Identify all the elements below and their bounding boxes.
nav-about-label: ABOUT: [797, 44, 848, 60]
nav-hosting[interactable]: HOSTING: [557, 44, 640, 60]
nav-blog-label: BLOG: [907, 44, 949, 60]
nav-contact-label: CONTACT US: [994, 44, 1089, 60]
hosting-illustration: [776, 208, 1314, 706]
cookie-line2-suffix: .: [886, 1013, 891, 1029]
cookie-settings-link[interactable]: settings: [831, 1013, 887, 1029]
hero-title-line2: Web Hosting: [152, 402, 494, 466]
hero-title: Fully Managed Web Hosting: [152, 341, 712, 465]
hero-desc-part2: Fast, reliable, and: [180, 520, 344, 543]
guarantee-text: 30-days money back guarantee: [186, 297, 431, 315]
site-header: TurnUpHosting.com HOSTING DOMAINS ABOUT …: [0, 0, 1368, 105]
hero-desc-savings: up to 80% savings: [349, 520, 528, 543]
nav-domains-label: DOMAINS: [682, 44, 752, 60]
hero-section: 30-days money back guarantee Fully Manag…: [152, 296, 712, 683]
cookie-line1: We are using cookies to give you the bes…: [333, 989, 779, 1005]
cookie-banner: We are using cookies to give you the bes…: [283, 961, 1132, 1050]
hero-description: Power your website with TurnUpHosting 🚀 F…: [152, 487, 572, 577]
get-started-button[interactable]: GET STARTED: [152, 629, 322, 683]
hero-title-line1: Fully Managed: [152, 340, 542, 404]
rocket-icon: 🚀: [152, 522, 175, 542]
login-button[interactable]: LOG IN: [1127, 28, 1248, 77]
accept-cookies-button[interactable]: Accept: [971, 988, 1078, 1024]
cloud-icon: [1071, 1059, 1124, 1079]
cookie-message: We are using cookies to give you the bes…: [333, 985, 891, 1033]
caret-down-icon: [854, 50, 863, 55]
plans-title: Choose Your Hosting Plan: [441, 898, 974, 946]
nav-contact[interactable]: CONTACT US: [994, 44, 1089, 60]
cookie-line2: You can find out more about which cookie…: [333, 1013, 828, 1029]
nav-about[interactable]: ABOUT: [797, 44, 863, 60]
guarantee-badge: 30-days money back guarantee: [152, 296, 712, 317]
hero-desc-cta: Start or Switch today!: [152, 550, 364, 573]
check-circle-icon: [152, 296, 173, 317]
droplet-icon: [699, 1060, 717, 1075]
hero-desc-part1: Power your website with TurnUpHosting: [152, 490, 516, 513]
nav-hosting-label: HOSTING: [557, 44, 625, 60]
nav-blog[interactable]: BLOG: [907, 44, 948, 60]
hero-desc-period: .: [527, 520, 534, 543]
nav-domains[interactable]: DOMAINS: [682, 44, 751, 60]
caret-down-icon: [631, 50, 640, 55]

....

→ Do this: Copy every line of the items above word for word, from first to last.

→ The response:
Identify all the elements below and their bounding boxes.
nav-about-label: ABOUT: [797, 44, 848, 60]
nav-hosting[interactable]: HOSTING: [557, 44, 640, 60]
nav-blog-label: BLOG: [907, 44, 949, 60]
nav-contact-label: CONTACT US: [994, 44, 1089, 60]
hosting-illustration: [776, 208, 1314, 706]
cookie-line2-suffix: .: [886, 1013, 891, 1029]
cookie-settings-link[interactable]: settings: [831, 1013, 887, 1029]
hero-title-line2: Web Hosting: [152, 402, 494, 466]
hero-title: Fully Managed Web Hosting: [152, 341, 712, 465]
hero-desc-part2: Fast, reliable, and: [180, 520, 344, 543]
guarantee-text: 30-days money back guarantee: [186, 297, 431, 315]
site-header: TurnUpHosting.com HOSTING DOMAINS ABOUT …: [0, 0, 1368, 105]
hero-desc-savings: up to 80% savings: [349, 520, 528, 543]
nav-domains-label: DOMAINS: [682, 44, 752, 60]
hero-section: 30-days money back guarantee Fully Manag…: [152, 296, 712, 683]
cookie-line1: We are using cookies to give you the bes…: [333, 989, 779, 1005]
cookie-banner: We are using cookies to give you the bes…: [283, 961, 1132, 1050]
hero-description: Power your website with TurnUpHosting 🚀 F…: [152, 487, 572, 577]
get-started-button[interactable]: GET STARTED: [152, 629, 322, 683]
hero-title-line1: Fully Managed: [152, 340, 542, 404]
rocket-icon: 🚀: [152, 522, 175, 542]
login-button[interactable]: LOG IN: [1127, 28, 1248, 77]
accept-cookies-button[interactable]: Accept: [971, 988, 1078, 1024]
cloud-icon: [1071, 1059, 1124, 1079]
cookie-message: We are using cookies to give you the bes…: [333, 985, 891, 1033]
caret-down-icon: [854, 50, 863, 55]
plans-title: Choose Your Hosting Plan: [441, 898, 974, 946]
nav-contact[interactable]: CONTACT US: [994, 44, 1089, 60]
cookie-line2: You can find out more about which cookie…: [333, 1013, 828, 1029]
nav-about[interactable]: ABOUT: [797, 44, 863, 60]
guarantee-badge: 30-days money back guarantee: [152, 296, 712, 317]
hero-desc-cta: Start or Switch today!: [152, 550, 364, 573]
check-circle-icon: [152, 296, 173, 317]
droplet-icon: [699, 1060, 717, 1075]
hero-desc-part1: Power your website with TurnUpHosting: [152, 490, 516, 513]
nav-hosting-label: HOSTING: [557, 44, 625, 60]
nav-blog[interactable]: BLOG: [907, 44, 948, 60]
hero-desc-period: .: [527, 520, 534, 543]
nav-domains[interactable]: DOMAINS: [682, 44, 751, 60]
caret-down-icon: [631, 50, 640, 55]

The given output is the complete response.